Task directions
Only the number is wanted: count the lines that include the word "months".

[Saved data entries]
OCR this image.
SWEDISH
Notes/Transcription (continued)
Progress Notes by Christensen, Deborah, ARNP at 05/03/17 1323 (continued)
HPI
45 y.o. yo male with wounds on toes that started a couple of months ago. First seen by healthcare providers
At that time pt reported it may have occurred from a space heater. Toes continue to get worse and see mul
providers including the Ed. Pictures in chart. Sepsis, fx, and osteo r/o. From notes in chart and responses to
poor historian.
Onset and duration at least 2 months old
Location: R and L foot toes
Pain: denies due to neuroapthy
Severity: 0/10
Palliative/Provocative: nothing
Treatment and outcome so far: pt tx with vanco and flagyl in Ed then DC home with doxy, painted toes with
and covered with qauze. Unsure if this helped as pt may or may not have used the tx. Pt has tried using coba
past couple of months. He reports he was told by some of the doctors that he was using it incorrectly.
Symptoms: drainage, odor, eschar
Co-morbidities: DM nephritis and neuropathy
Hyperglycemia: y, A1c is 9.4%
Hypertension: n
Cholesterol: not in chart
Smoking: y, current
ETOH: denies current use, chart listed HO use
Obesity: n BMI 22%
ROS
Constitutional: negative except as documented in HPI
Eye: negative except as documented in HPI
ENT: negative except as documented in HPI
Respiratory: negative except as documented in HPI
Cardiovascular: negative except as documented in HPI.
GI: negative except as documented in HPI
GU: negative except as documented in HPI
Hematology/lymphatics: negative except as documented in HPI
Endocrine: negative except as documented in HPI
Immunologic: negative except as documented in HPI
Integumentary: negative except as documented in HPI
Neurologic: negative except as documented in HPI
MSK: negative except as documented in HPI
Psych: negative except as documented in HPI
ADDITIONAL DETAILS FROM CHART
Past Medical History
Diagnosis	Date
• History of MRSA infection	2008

Answer for this exercise
3